━━━━━ SOURCE MATERIAL ━━━━━

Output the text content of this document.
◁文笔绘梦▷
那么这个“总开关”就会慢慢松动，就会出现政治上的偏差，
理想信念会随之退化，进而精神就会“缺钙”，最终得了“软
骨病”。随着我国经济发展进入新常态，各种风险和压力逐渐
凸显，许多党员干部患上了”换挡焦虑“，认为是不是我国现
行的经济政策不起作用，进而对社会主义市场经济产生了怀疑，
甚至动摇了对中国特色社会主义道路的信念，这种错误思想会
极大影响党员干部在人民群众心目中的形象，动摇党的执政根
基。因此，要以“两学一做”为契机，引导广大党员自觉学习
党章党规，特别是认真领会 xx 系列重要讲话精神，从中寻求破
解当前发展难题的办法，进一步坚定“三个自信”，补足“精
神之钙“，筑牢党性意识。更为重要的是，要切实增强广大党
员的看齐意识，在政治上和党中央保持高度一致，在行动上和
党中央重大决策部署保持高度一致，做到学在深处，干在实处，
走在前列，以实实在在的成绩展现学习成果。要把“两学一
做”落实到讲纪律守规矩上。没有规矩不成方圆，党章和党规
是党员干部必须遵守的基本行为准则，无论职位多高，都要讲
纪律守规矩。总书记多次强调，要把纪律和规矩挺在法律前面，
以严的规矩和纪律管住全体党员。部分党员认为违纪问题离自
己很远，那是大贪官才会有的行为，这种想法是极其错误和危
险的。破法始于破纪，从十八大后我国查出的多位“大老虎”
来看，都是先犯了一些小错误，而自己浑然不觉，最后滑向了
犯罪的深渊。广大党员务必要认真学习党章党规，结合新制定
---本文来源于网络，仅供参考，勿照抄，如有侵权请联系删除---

━━━━━

TASK BRIEF → Print the material above once more, exactly.

COMPLETE OUTPUT →
Output the text content of this document.
◁文笔绘梦▷
那么这个“总开关”就会慢慢松动，就会出现政治上的偏差，
理想信念会随之退化，进而精神就会“缺钙”，最终得了“软
骨病”。随着我国经济发展进入新常态，各种风险和压力逐渐
凸显，许多党员干部患上了”换挡焦虑“，认为是不是我国现
行的经济政策不起作用，进而对社会主义市场经济产生了怀疑，
甚至动摇了对中国特色社会主义道路的信念，这种错误思想会
极大影响党员干部在人民群众心目中的形象，动摇党的执政根
基。因此，要以“两学一做”为契机，引导广大党员自觉学习
党章党规，特别是认真领会 xx 系列重要讲话精神，从中寻求破
解当前发展难题的办法，进一步坚定“三个自信”，补足“精
神之钙“，筑牢党性意识。更为重要的是，要切实增强广大党
员的看齐意识，在政治上和党中央保持高度一致，在行动上和
党中央重大决策部署保持高度一致，做到学在深处，干在实处，
走在前列，以实实在在的成绩展现学习成果。要把“两学一
做”落实到讲纪律守规矩上。没有规矩不成方圆，党章和党规
是党员干部必须遵守的基本行为准则，无论职位多高，都要讲
纪律守规矩。总书记多次强调，要把纪律和规矩挺在法律前面，
以严的规矩和纪律管住全体党员。部分党员认为违纪问题离自
己很远，那是大贪官才会有的行为，这种想法是极其错误和危
险的。破法始于破纪，从十八大后我国查出的多位“大老虎”
来看，都是先犯了一些小错误，而自己浑然不觉，最后滑向了
犯罪的深渊。广大党员务必要认真学习党章党规，结合新制定
---本文来源于网络，仅供参考，勿照抄，如有侵权请联系删除---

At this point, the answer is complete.